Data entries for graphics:
---+---
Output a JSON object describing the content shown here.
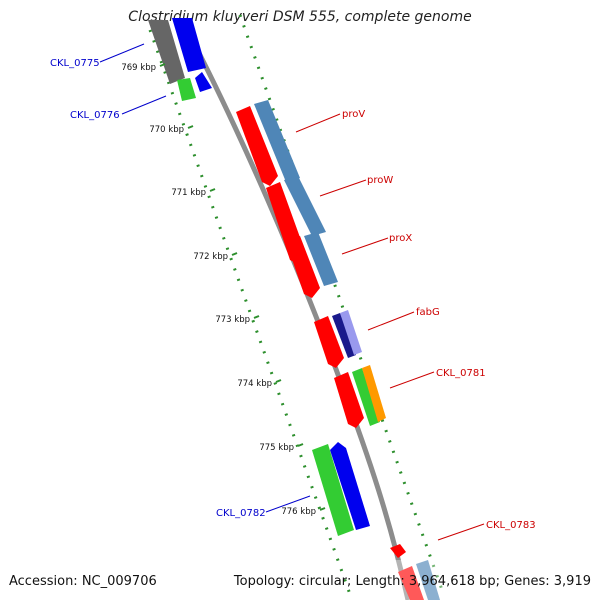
{
  "title": "Clostridium kluyveri DSM 555, complete genome",
  "footer": {
    "accession": "Accession: NC_009706",
    "summary": "Topology: circular; Length: 3,964,618 bp; Genes: 3,919"
  },
  "ticks": [
    "769 kbp",
    "770 kbp",
    "771 kbp",
    "772 kbp",
    "773 kbp",
    "774 kbp",
    "775 kbp",
    "776 kbp"
  ],
  "genes": {
    "forward": [
      "proV",
      "proW",
      "proX",
      "fabG",
      "CKL_0781",
      "CKL_0783"
    ],
    "reverse": [
      "CKL_0775",
      "CKL_0776",
      "CKL_0782"
    ]
  },
  "colors": {
    "forward_label": "#cc0000",
    "reverse_label": "#0000cc",
    "cds": "#ff0000",
    "blast_blue": "#4f86b7",
    "navy": "#1a1a8c",
    "green": "#33cc33",
    "orange": "#ff9900",
    "blue": "#0000ee",
    "grey": "#666666",
    "backbone": "#888888",
    "ring": "#339933"
  }
}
---+---
Goal of the exercise »
Except for the pictures, set down all of the records exactly as they are.

Finished exercise »
Output a JSON object describing the content shown here.
{
  "title": "Clostridium kluyveri DSM 555, complete genome",
  "footer": {
    "accession": "Accession: NC_009706",
    "summary": "Topology: circular; Length: 3,964,618 bp; Genes: 3,919"
  },
  "ticks": [
    "769 kbp",
    "770 kbp",
    "771 kbp",
    "772 kbp",
    "773 kbp",
    "774 kbp",
    "775 kbp",
    "776 kbp"
  ],
  "genes": {
    "forward": [
      "proV",
      "proW",
      "proX",
      "fabG",
      "CKL_0781",
      "CKL_0783"
    ],
    "reverse": [
      "CKL_0775",
      "CKL_0776",
      "CKL_0782"
    ]
  },
  "colors": {
    "forward_label": "#cc0000",
    "reverse_label": "#0000cc",
    "cds": "#ff0000",
    "blast_blue": "#4f86b7",
    "navy": "#1a1a8c",
    "green": "#33cc33",
    "orange": "#ff9900",
    "blue": "#0000ee",
    "grey": "#666666",
    "backbone": "#888888",
    "ring": "#339933"
  }
}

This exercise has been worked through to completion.